Collected data entries:
----------
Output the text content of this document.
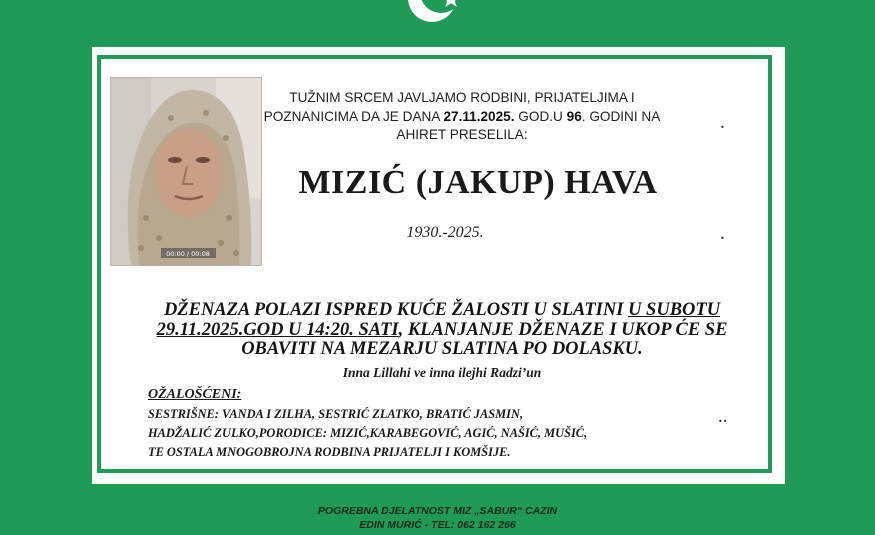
00:00 / 00:08
TUŽNIM SRCEM JAVLJAMO RODBINI, PRIJATELJIMA I
POZNANICIMA DA JE DANA 27.11.2025. GOD.U 96. GODINI NA
AHIRET PRESELILA:
MIZIĆ (JAKUP) HAVA
1930.-2025.
DŽENAZA POLAZI ISPRED KUĆE ŽALOSTI U SLATINI U SUBOTU
29.11.2025.GOD U 14:20. SATI, KLANJANJE DŽENAZE I UKOP ĆE SE
OBAVITI NA MEZARJU SLATINA PO DOLASKU.
Inna Lillahi ve inna ilejhi Radzi’un
OŽALOŠĆENI:
SESTRIŠNE: VANDA I ZILHA, SESTRIĆ ZLATKO, BRATIĆ JASMIN,
HADŽALIĆ ZULKO,PORODICE: MIZIĆ,KARABEGOVIĆ, AGIĆ, NAŠIĆ, MUŠIĆ,
TE OSTALA MNOGOBROJNA RODBINA PRIJATELJI I KOMŠIJE.
•
•
••
POGREBNA DJELATNOST MIZ „SABUR“ CAZIN
EDIN MURIĆ - TEL: 062 162 266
----------
Exercise prompt: Copy every line of the entries above in which "MIZIĆ" occurs.

Solution for this task:
MIZIĆ (JAKUP) HAVA
HADŽALIĆ ZULKO,PORODICE: MIZIĆ,KARABEGOVIĆ, AGIĆ, NAŠIĆ, MUŠIĆ,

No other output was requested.